[Work to complete] Give back each entry unchanged, minus pictures.

[Records for this task]
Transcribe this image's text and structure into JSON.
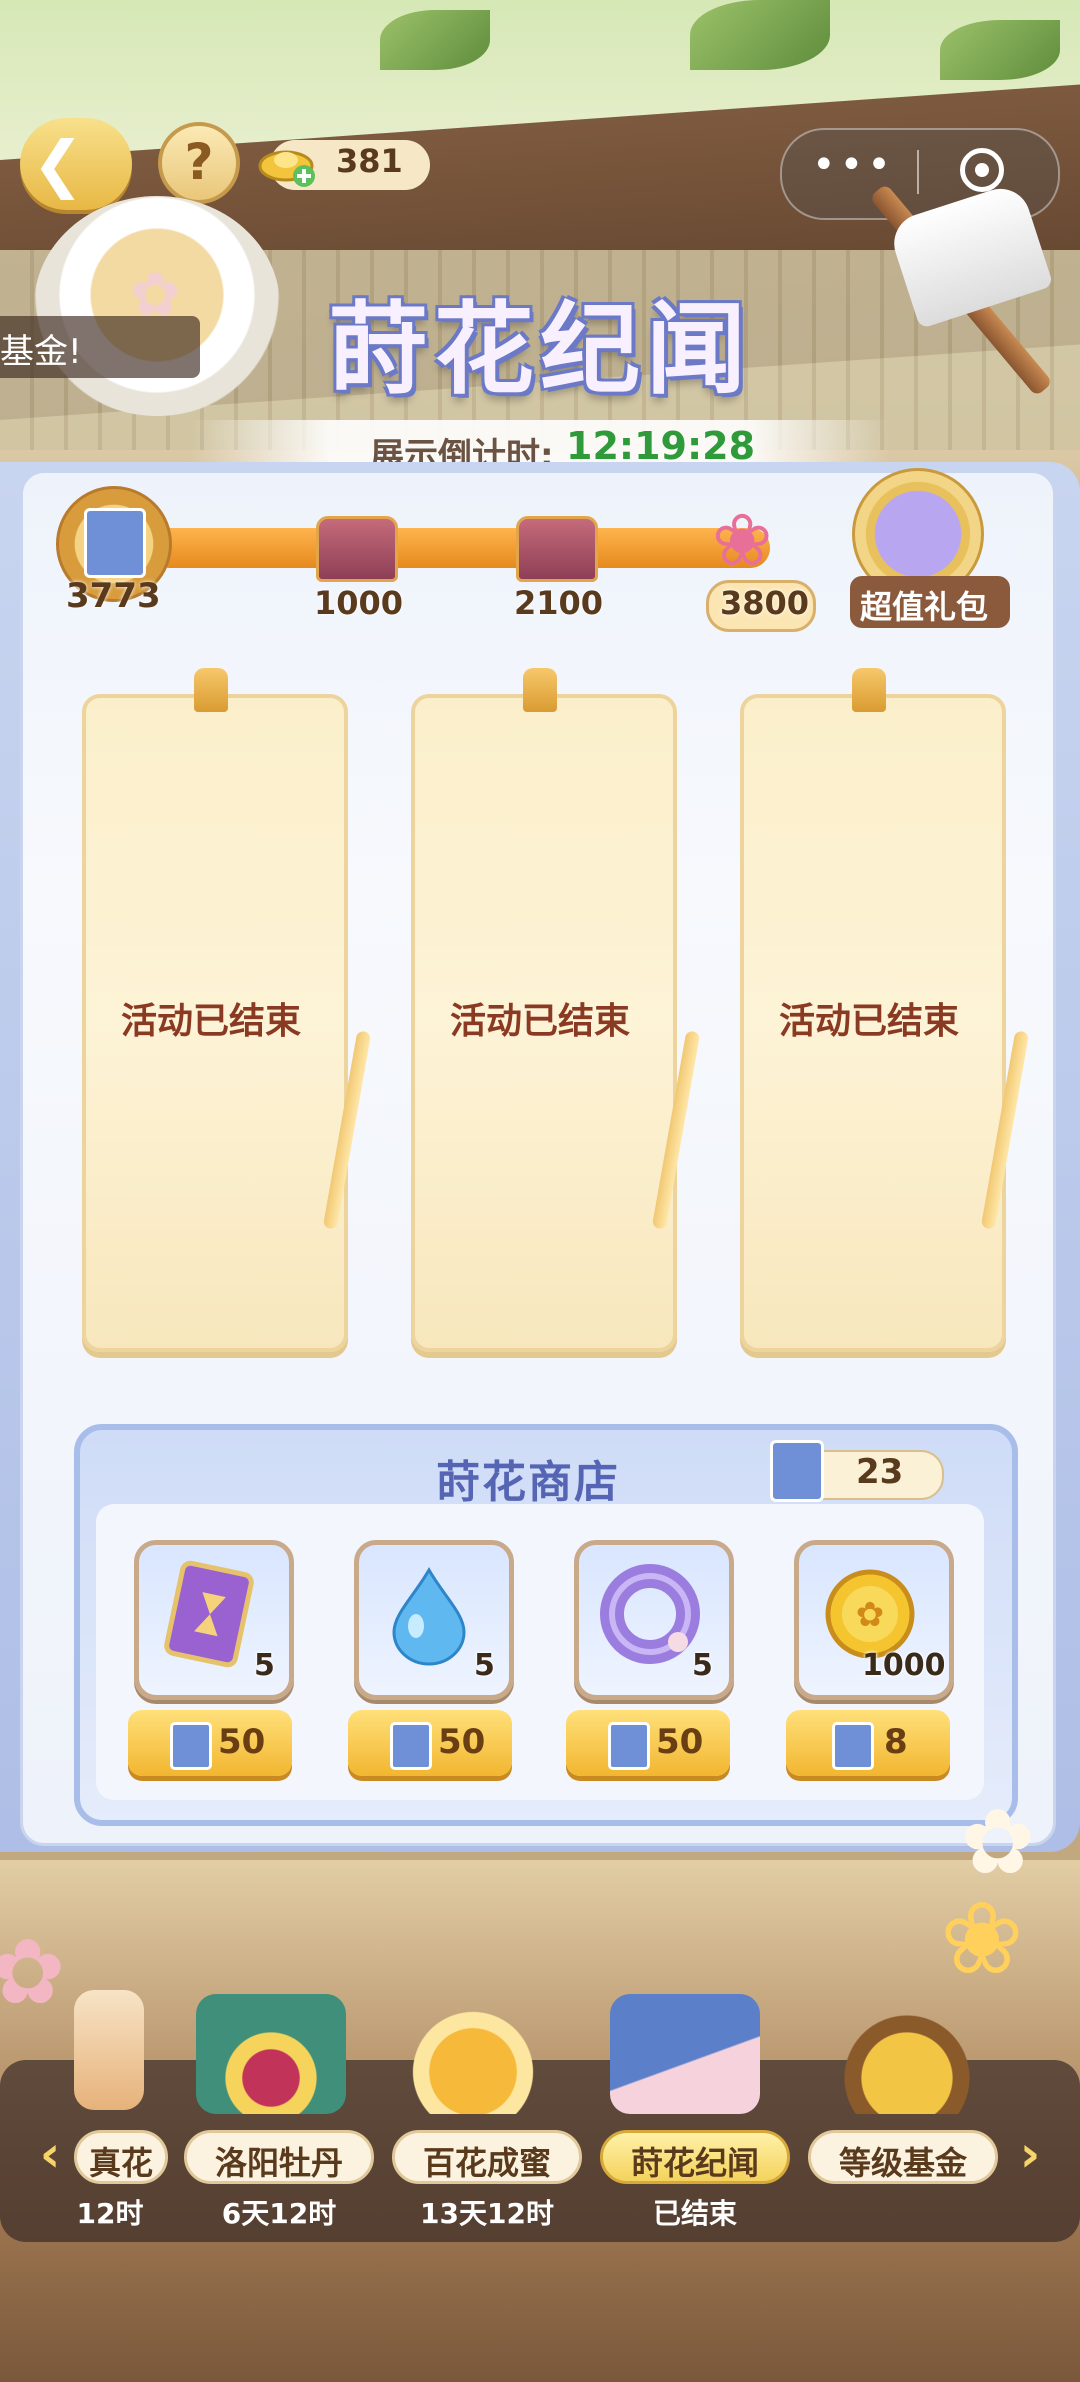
{
  "header": {
    "coins": "381",
    "help_icon": "?",
    "ticker_text": "基金!",
    "title": "莳花纪闻"
  },
  "countdown": {
    "label": "展示倒计时:",
    "value": "12:19:28"
  },
  "progress": {
    "current": "3773",
    "fill_fraction": 1.0,
    "milestones": [
      {
        "value": "1000",
        "icon": "treasure-chest-icon"
      },
      {
        "value": "2100",
        "icon": "treasure-chest-icon"
      },
      {
        "value": "3800",
        "icon": "flower-pot-icon"
      }
    ],
    "gift_label": "超值礼包"
  },
  "cards": [
    {
      "text": "活动已结束"
    },
    {
      "text": "活动已结束"
    },
    {
      "text": "活动已结束"
    }
  ],
  "shop": {
    "title": "莳花商店",
    "balance": "23",
    "items": [
      {
        "icon": "hourglass-card-icon",
        "qty": "5",
        "price": "50"
      },
      {
        "icon": "water-drop-icon",
        "qty": "5",
        "price": "50"
      },
      {
        "icon": "purple-ring-icon",
        "qty": "5",
        "price": "50"
      },
      {
        "icon": "gold-coin-icon",
        "qty": "1000",
        "price": "8"
      }
    ]
  },
  "nav": {
    "items": [
      {
        "label": "真花",
        "sub": "12时"
      },
      {
        "label": "洛阳牡丹",
        "sub": "6天12时"
      },
      {
        "label": "百花成蜜",
        "sub": "13天12时"
      },
      {
        "label": "莳花纪闻",
        "sub": "已结束",
        "active": true
      },
      {
        "label": "等级基金",
        "sub": ""
      }
    ]
  },
  "colors": {
    "countdown_green": "#2f9a3a",
    "card_text": "#8a3a22",
    "title_outline": "#6b79c7"
  }
}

[Response to this task]
Transcribe this image's text and structure into JSON.
{
  "header": {
    "coins": "381",
    "help_icon": "?",
    "ticker_text": "基金!",
    "title": "莳花纪闻"
  },
  "countdown": {
    "label": "展示倒计时:",
    "value": "12:19:28"
  },
  "progress": {
    "current": "3773",
    "fill_fraction": 1.0,
    "milestones": [
      {
        "value": "1000",
        "icon": "treasure-chest-icon"
      },
      {
        "value": "2100",
        "icon": "treasure-chest-icon"
      },
      {
        "value": "3800",
        "icon": "flower-pot-icon"
      }
    ],
    "gift_label": "超值礼包"
  },
  "cards": [
    {
      "text": "活动已结束"
    },
    {
      "text": "活动已结束"
    },
    {
      "text": "活动已结束"
    }
  ],
  "shop": {
    "title": "莳花商店",
    "balance": "23",
    "items": [
      {
        "icon": "hourglass-card-icon",
        "qty": "5",
        "price": "50"
      },
      {
        "icon": "water-drop-icon",
        "qty": "5",
        "price": "50"
      },
      {
        "icon": "purple-ring-icon",
        "qty": "5",
        "price": "50"
      },
      {
        "icon": "gold-coin-icon",
        "qty": "1000",
        "price": "8"
      }
    ]
  },
  "nav": {
    "items": [
      {
        "label": "真花",
        "sub": "12时"
      },
      {
        "label": "洛阳牡丹",
        "sub": "6天12时"
      },
      {
        "label": "百花成蜜",
        "sub": "13天12时"
      },
      {
        "label": "莳花纪闻",
        "sub": "已结束",
        "active": true
      },
      {
        "label": "等级基金",
        "sub": ""
      }
    ]
  },
  "colors": {
    "countdown_green": "#2f9a3a",
    "card_text": "#8a3a22",
    "title_outline": "#6b79c7"
  }
}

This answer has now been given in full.